## DATA FOR THIS EXERCISE

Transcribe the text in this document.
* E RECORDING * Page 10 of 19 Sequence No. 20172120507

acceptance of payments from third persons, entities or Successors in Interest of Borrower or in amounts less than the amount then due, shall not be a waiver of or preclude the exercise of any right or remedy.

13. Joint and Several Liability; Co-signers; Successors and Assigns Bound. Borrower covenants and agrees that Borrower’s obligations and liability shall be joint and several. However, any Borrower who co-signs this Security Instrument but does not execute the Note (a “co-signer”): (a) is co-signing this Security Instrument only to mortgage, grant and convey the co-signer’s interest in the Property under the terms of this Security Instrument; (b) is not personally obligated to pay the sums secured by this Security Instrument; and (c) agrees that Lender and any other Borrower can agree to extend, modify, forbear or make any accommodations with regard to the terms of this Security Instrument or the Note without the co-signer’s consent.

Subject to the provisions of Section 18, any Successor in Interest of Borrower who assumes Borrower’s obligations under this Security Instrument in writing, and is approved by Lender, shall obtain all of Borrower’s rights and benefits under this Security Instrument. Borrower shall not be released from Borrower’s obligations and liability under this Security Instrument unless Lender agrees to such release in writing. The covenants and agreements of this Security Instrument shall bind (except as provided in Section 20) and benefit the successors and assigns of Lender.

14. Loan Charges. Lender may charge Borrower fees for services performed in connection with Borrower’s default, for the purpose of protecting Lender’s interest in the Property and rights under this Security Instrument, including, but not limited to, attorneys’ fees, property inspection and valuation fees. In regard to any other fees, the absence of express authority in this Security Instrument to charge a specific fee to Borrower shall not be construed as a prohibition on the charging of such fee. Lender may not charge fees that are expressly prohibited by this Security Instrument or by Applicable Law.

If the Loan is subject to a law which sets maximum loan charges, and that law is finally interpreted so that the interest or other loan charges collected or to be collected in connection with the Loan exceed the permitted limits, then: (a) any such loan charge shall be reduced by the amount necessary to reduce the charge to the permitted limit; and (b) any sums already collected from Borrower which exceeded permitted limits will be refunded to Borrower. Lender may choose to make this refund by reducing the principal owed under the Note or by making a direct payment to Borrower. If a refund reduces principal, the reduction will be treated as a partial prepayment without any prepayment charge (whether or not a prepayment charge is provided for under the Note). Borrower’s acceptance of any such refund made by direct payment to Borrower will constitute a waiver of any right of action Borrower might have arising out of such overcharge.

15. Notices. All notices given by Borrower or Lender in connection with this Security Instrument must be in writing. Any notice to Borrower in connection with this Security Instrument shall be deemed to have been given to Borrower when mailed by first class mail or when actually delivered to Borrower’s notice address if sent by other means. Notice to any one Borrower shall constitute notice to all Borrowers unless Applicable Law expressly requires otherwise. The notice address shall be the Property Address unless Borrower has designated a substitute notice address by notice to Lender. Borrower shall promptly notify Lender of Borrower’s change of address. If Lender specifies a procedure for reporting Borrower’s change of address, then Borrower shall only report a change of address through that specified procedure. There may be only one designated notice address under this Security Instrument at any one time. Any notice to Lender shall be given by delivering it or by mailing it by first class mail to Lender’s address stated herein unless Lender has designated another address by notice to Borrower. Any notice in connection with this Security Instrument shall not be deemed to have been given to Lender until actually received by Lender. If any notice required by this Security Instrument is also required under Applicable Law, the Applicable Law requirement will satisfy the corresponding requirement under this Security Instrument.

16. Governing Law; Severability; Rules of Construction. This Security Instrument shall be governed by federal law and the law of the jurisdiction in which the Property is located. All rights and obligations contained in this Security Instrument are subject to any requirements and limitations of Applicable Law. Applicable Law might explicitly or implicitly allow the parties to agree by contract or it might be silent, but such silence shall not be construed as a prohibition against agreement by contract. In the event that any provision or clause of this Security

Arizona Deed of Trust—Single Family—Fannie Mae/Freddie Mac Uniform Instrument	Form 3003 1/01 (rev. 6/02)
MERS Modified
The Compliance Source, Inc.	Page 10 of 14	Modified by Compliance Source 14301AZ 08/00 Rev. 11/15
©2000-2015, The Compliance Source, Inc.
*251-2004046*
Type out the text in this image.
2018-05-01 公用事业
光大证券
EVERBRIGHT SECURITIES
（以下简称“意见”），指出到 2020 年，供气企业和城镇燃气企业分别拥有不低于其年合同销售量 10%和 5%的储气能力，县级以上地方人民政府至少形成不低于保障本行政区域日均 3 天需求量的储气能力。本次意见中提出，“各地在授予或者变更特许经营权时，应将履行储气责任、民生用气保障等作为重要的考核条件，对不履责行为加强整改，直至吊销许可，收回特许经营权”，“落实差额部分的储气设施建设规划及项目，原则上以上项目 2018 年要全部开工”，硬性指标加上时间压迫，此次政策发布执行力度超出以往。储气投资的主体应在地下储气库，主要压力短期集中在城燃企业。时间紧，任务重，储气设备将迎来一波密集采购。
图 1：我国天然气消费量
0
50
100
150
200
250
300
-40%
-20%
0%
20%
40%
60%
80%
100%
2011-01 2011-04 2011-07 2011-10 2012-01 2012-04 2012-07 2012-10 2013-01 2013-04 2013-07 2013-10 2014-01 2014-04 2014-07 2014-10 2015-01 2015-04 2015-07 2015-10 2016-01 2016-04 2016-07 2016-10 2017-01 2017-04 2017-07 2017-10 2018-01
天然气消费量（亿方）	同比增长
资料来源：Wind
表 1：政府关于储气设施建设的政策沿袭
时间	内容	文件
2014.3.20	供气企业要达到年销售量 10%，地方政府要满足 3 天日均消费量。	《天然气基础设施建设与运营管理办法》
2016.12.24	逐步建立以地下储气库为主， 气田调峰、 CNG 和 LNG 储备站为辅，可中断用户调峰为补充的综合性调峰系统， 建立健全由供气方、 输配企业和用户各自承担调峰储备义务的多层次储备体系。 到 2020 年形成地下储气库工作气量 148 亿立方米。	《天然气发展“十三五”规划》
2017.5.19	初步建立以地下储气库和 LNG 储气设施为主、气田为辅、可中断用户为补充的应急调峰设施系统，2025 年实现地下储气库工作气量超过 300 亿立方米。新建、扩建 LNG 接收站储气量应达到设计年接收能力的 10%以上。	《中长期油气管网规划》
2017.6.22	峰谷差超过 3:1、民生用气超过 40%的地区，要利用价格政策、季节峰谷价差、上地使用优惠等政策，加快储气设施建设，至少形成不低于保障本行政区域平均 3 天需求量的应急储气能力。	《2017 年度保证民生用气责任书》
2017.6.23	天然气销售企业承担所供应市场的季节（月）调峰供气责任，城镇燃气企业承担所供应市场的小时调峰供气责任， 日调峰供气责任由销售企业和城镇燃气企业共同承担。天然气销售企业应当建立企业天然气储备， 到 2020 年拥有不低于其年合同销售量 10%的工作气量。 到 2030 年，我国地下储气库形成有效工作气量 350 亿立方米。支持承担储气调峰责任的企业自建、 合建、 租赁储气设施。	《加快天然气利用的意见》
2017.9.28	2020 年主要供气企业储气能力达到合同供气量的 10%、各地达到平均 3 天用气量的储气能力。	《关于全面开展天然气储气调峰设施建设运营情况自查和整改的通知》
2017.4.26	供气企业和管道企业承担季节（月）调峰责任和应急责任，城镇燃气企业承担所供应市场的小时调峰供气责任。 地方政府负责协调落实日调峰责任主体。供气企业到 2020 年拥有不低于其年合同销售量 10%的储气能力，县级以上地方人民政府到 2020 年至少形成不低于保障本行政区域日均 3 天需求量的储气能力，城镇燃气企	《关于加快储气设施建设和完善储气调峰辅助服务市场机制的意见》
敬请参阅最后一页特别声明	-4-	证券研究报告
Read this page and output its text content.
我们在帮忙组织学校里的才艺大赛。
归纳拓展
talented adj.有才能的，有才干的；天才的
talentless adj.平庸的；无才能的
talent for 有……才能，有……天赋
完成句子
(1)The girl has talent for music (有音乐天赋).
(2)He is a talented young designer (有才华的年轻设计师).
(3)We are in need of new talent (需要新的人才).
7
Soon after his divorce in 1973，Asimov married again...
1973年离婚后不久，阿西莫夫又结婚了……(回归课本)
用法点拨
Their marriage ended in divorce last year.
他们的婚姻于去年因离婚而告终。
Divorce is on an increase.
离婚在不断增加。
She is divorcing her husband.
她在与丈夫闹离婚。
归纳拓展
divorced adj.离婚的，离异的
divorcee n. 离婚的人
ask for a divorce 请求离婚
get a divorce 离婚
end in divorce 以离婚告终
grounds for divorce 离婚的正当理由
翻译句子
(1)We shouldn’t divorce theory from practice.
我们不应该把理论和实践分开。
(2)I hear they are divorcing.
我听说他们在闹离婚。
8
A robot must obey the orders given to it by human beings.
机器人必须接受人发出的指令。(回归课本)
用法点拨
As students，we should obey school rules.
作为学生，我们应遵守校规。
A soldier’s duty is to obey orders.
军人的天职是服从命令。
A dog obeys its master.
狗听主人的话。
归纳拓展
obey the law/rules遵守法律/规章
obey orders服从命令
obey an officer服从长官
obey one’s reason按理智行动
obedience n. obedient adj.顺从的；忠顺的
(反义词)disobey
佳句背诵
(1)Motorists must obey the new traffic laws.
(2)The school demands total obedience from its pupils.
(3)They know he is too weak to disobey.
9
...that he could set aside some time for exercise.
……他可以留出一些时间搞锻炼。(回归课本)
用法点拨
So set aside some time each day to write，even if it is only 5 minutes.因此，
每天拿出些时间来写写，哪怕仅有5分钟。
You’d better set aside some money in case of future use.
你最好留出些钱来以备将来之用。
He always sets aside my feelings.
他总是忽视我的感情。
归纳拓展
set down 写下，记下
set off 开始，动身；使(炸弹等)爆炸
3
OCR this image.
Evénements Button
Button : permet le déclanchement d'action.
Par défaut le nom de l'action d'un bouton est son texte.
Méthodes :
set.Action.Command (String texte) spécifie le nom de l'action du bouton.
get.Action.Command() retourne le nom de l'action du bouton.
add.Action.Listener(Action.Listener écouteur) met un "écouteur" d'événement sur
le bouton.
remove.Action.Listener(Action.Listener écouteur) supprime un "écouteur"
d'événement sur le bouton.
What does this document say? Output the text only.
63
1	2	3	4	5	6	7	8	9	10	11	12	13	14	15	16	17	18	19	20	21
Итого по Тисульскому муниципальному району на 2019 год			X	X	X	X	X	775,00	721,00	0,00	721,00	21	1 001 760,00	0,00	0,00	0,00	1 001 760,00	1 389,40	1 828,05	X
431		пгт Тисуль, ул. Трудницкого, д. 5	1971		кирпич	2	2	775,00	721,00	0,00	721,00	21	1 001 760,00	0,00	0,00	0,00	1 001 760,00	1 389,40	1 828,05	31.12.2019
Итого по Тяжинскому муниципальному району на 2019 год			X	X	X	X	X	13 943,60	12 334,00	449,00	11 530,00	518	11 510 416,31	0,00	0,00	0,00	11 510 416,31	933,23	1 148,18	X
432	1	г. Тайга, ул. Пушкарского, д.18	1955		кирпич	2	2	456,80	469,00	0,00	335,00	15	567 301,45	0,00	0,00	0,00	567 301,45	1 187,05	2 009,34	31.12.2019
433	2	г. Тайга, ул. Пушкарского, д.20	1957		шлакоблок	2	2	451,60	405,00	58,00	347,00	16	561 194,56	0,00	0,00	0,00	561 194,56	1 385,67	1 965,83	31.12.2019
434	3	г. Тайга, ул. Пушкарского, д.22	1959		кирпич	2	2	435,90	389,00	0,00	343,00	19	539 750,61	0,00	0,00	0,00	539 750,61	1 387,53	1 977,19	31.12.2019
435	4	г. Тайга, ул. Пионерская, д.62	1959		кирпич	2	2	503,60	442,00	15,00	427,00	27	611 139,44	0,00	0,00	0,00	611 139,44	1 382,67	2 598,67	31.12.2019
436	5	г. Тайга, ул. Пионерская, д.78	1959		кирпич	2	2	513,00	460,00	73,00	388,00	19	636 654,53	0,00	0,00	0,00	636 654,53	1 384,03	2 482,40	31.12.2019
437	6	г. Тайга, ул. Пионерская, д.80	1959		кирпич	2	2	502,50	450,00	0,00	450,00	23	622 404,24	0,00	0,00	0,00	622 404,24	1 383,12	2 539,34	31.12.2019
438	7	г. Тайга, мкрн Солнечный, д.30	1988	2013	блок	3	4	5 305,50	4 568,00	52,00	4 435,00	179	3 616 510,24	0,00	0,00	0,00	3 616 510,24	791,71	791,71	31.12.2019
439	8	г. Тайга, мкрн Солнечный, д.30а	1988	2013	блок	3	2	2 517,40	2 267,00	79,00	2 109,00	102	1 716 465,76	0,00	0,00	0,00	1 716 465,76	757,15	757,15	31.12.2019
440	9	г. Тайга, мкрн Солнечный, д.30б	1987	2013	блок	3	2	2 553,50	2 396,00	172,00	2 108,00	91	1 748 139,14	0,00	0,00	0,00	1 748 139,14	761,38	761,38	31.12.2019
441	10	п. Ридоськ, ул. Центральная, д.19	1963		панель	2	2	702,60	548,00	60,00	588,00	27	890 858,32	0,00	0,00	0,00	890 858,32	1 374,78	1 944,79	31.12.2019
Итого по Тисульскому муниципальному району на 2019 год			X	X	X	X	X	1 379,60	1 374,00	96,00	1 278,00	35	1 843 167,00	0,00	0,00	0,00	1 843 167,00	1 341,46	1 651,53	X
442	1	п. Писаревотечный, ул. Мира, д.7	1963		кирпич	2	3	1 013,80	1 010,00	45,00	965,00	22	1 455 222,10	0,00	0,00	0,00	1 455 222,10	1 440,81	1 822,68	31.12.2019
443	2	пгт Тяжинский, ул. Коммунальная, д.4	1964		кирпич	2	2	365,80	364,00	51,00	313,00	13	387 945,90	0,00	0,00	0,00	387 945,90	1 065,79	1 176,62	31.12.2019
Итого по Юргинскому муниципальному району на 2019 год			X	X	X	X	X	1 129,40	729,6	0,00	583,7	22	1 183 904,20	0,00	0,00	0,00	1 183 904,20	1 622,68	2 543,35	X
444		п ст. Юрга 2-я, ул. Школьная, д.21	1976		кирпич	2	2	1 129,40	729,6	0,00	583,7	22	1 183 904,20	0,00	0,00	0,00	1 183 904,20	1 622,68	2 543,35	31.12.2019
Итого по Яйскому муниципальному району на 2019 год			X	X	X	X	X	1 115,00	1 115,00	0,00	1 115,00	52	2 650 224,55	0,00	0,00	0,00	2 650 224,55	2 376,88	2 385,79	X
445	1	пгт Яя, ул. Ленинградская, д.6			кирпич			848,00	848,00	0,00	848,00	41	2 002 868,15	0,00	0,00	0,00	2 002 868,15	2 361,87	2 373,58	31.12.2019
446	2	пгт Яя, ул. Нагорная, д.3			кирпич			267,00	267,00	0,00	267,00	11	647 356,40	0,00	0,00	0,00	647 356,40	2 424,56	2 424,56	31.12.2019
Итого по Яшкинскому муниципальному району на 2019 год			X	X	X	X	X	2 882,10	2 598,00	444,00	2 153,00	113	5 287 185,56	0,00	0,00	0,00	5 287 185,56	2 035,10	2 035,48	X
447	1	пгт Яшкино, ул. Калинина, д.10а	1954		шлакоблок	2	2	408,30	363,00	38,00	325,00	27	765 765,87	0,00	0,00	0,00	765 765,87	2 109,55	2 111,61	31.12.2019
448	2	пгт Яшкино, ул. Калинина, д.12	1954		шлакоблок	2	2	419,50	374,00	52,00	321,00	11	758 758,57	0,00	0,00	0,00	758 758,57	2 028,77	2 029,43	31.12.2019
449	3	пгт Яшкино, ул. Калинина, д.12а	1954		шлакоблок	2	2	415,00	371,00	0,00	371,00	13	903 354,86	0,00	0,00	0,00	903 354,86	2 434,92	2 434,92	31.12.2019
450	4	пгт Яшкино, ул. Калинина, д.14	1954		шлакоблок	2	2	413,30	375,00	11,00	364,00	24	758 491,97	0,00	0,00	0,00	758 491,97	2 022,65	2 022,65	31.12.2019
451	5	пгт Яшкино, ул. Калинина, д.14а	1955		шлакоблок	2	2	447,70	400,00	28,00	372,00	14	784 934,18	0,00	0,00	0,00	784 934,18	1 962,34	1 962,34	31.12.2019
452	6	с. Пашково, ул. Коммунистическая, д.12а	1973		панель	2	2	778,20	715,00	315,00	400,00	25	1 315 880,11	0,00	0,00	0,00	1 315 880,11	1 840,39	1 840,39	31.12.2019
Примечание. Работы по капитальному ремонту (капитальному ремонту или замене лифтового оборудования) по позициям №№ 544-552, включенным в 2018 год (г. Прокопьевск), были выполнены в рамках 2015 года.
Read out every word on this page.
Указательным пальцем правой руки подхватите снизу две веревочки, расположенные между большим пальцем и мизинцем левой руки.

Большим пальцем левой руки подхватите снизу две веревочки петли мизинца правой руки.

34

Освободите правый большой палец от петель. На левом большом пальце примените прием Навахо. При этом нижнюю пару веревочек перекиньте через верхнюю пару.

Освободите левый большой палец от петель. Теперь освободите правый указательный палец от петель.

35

## WHAT YOU ARE ASKED TO DO
Exactly and exclusively, repeat the lines from the line that contains "Read out every word on this page." through the end of the records, both ends included.

## PROBLEM SOLUTION
Read out every word on this page.
Указательным пальцем правой руки подхватите снизу две веревочки, расположенные между большим пальцем и мизинцем левой руки.

Большим пальцем левой руки подхватите снизу две веревочки петли мизинца правой руки.

34

Освободите правый большой палец от петель. На левом большом пальце примените прием Навахо. При этом нижнюю пару веревочек перекиньте через верхнюю пару.

Освободите левый большой палец от петель. Теперь освободите правый указательный палец от петель.

35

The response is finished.